> Task statement
Identify all lines in the data containing the string "label". Copy them out.

++++++++++

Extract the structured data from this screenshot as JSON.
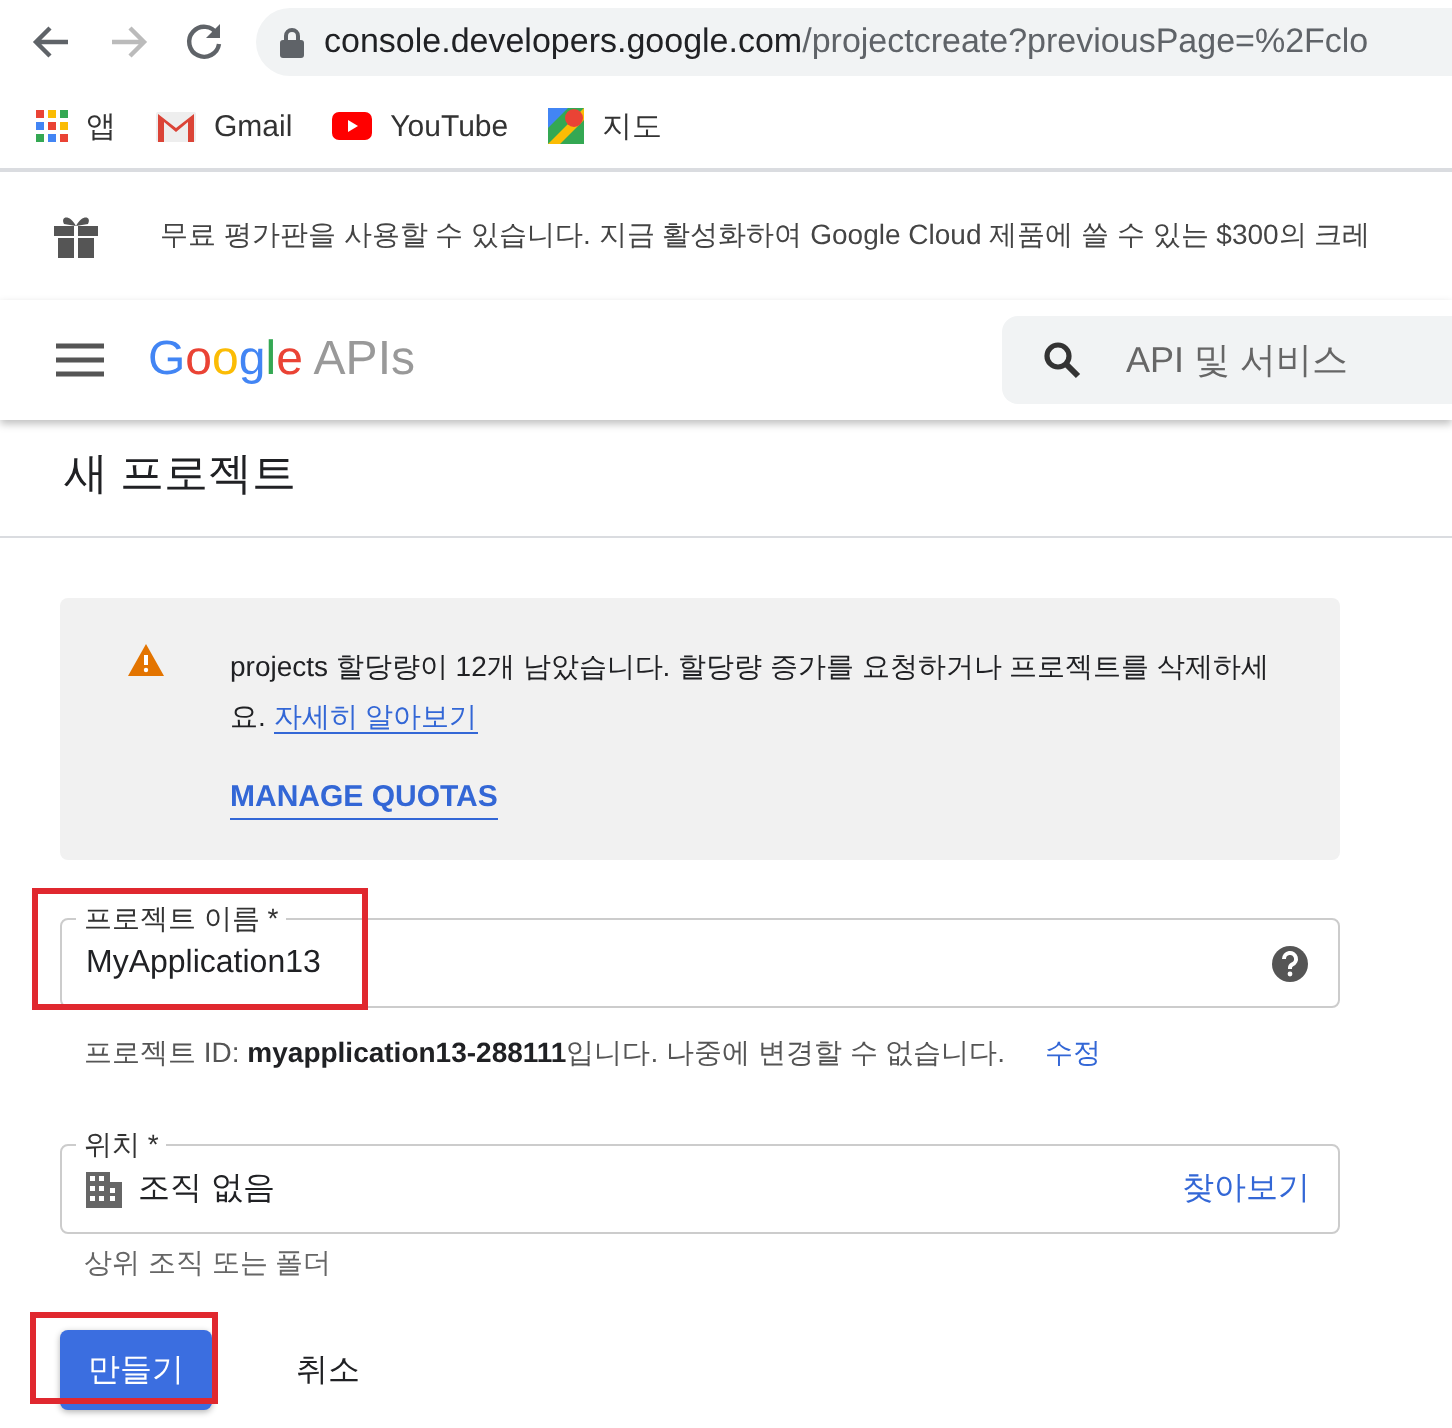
{
  "browser": {
    "url_host": "console.developers.google.com",
    "url_path": "/projectcreate?previousPage=%2Fclo",
    "back_disabled": false,
    "forward_disabled": true
  },
  "bookmarks": [
    {
      "kind": "apps",
      "label": "앱"
    },
    {
      "kind": "mail",
      "label": "Gmail"
    },
    {
      "kind": "video",
      "label": "YouTube"
    },
    {
      "kind": "maps",
      "label": "지도"
    }
  ],
  "trial_banner": "무료 평가판을 사용할 수 있습니다. 지금 활성화하여 Google Cloud 제품에 쓸 수 있는 $300의 크레",
  "header": {
    "logo_brand": "Google",
    "logo_product": "APIs",
    "search": {
      "placeholder": "API 및 서비스"
    }
  },
  "page_title": "새 프로젝트",
  "quota_notice": {
    "text": "projects 할당량이 12개 남았습니다. 할당량 증가를 요청하거나 프로젝트를 삭제하세요.",
    "link": "자세히 알아보기",
    "action": "MANAGE QUOTAS"
  },
  "project_name": {
    "label": "프로젝트 이름 *",
    "value": "MyApplication13",
    "highlighted": true
  },
  "project_id_note": {
    "prefix": "프로젝트 ID: ",
    "id": "myapplication13-288111",
    "suffix": "입니다. 나중에 변경할 수 없습니다.",
    "edit_link": "수정"
  },
  "location": {
    "label": "위치 *",
    "value": "조직 없음",
    "browse": "찾아보기",
    "helper": "상위 조직 또는 폴더"
  },
  "buttons": [
    {
      "kind": "primary",
      "label": "만들기",
      "highlighted": true
    },
    {
      "kind": "text",
      "label": "취소",
      "highlighted": false
    }
  ]
}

++++++++++

> Finished task
      "label": "앱"
      "label": "Gmail"
      "label": "YouTube"
      "label": "지도"
    "label": "프로젝트 이름 *",
    "label": "위치 *",
      "label": "만들기",
      "label": "취소",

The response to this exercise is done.